*Given instruction*. From the entries below, gather every line containing the string "Foot".
---------- Listed records ----------
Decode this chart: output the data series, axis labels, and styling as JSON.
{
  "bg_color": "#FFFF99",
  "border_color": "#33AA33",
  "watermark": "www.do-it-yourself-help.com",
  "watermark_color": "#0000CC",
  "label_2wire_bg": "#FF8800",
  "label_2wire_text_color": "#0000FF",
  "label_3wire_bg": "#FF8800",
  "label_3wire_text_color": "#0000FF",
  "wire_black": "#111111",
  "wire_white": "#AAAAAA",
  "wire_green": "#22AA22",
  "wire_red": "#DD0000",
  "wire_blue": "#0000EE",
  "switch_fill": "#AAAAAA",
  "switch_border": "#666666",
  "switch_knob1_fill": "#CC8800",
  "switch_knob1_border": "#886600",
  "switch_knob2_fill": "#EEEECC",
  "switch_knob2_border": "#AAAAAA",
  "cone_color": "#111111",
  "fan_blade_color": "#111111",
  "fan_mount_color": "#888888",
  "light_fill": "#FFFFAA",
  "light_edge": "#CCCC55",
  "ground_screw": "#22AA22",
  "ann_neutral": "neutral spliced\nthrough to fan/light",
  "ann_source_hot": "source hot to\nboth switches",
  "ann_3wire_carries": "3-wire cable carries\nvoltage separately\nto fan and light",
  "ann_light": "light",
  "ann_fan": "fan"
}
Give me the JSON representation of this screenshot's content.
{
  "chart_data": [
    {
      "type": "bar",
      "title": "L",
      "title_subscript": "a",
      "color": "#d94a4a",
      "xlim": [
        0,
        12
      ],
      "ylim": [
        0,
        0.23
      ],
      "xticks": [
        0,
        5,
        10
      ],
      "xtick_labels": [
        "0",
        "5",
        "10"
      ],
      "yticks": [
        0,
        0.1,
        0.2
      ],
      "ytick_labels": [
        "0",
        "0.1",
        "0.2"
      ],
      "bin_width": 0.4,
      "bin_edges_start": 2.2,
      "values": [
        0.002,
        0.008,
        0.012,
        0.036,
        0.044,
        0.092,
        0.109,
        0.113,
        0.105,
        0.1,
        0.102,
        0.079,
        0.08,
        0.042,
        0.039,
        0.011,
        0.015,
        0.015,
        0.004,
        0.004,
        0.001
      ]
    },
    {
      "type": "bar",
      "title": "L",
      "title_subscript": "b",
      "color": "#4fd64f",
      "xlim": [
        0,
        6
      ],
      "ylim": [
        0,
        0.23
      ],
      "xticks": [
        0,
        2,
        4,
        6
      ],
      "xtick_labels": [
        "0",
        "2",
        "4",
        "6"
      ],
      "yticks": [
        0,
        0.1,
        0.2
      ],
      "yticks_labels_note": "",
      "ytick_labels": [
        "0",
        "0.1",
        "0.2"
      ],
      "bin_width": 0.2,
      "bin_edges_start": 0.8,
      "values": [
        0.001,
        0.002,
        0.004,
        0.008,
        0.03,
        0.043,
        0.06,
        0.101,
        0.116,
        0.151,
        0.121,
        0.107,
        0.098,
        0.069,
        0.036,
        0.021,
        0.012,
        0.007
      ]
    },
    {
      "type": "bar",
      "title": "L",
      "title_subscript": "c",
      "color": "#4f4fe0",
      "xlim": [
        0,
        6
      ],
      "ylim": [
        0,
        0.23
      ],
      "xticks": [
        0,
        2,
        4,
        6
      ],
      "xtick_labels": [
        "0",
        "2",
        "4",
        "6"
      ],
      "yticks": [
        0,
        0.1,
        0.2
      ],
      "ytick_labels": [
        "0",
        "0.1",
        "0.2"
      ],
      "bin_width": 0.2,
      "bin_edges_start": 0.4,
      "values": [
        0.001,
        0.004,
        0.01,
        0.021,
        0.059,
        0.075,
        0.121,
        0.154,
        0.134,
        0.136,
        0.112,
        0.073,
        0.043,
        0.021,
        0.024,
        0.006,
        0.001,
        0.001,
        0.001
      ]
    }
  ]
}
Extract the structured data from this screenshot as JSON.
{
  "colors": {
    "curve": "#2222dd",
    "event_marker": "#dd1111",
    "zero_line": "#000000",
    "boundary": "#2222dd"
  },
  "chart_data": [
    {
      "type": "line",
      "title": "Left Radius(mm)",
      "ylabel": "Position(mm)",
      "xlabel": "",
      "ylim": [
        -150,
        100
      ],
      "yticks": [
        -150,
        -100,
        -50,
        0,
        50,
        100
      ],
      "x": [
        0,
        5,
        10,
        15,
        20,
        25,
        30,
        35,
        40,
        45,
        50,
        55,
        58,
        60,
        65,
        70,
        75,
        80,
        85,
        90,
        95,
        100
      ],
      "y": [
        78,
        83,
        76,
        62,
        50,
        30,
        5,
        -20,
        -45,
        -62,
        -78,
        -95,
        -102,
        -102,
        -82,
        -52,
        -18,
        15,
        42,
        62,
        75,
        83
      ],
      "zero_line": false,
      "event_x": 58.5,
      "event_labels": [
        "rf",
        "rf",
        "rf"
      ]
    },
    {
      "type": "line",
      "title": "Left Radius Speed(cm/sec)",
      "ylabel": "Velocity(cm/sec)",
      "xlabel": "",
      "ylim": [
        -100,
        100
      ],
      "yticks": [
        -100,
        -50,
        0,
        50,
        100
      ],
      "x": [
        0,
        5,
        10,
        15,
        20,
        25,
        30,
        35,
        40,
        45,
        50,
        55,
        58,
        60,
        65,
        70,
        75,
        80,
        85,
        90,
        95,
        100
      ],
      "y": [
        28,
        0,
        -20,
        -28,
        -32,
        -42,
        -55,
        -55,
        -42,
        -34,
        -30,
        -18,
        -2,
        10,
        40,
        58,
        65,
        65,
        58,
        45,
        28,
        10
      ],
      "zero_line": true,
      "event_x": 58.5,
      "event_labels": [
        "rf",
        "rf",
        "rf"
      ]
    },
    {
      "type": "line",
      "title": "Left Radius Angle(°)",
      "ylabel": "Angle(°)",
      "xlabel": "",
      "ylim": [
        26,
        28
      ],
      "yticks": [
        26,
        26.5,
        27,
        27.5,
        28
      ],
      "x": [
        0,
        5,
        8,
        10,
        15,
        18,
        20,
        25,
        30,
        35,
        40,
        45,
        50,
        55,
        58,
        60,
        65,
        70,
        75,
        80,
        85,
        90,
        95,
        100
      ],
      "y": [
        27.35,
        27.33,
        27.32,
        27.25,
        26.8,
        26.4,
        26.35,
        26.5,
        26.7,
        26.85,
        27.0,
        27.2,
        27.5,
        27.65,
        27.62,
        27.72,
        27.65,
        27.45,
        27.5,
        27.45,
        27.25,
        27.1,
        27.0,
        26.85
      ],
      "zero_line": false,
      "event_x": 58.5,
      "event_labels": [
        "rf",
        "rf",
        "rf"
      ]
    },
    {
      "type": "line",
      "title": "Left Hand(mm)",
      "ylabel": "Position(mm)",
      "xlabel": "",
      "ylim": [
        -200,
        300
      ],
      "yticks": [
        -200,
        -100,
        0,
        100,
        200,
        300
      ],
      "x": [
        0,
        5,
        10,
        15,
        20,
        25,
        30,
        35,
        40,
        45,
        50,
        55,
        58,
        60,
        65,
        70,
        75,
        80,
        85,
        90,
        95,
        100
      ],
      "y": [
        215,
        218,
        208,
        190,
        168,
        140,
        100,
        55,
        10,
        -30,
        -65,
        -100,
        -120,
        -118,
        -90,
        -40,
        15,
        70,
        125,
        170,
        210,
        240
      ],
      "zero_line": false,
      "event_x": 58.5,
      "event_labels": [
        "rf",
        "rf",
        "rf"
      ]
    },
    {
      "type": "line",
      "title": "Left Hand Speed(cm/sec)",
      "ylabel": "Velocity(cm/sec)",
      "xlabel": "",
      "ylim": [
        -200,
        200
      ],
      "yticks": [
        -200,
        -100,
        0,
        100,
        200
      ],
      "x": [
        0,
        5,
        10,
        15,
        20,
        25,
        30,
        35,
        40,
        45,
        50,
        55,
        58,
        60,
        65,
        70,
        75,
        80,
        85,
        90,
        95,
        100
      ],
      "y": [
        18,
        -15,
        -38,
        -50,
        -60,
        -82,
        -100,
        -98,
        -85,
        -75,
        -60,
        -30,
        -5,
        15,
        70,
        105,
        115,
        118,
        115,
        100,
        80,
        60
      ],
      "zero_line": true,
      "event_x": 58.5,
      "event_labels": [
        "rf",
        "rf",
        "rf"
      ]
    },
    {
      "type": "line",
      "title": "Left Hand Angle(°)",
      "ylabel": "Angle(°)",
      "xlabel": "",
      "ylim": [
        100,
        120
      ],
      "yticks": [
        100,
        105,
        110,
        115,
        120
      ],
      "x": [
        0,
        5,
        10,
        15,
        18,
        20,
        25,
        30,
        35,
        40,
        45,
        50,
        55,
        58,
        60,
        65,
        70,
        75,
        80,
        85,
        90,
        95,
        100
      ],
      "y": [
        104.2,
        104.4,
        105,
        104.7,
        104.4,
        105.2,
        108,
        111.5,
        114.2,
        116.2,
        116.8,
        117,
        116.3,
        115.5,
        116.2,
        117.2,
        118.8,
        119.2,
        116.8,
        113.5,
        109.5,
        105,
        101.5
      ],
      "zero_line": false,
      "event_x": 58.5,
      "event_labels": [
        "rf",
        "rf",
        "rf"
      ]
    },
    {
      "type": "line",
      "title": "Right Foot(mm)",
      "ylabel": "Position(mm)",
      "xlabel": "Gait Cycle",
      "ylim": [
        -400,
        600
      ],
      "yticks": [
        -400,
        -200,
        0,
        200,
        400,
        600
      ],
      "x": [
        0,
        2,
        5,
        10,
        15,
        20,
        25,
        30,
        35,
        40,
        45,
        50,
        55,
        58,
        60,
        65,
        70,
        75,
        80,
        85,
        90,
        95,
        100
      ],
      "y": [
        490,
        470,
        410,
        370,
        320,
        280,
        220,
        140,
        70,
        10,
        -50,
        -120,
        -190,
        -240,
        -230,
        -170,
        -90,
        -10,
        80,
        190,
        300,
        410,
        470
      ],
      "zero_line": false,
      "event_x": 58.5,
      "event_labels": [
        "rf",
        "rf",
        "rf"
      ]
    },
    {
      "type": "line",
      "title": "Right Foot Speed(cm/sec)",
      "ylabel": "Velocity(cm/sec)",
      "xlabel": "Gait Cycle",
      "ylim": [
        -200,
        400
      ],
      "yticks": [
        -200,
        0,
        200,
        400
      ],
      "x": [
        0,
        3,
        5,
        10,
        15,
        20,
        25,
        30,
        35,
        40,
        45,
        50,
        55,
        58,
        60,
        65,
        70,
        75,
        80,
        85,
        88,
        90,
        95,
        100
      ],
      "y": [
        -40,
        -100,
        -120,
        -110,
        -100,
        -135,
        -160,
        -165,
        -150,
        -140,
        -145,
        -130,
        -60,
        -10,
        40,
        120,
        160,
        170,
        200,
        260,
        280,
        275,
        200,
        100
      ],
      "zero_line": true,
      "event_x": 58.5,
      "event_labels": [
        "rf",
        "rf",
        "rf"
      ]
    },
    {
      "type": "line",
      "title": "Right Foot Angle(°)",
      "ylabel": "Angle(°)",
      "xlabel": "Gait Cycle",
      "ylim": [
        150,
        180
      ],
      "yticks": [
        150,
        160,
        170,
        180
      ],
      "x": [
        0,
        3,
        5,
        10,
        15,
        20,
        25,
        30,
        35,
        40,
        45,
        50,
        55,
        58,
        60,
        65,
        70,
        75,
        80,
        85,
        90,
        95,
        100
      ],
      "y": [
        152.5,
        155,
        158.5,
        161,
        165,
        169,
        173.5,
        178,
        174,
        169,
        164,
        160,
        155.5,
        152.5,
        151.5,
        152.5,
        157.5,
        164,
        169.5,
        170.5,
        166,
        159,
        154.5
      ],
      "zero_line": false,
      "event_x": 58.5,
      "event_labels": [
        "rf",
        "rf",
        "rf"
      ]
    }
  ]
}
----------
*Response for this exercise*.
      "title": "Right Foot(mm)",
      "title": "Right Foot Speed(cm/sec)",
      "title": "Right Foot Angle(°)",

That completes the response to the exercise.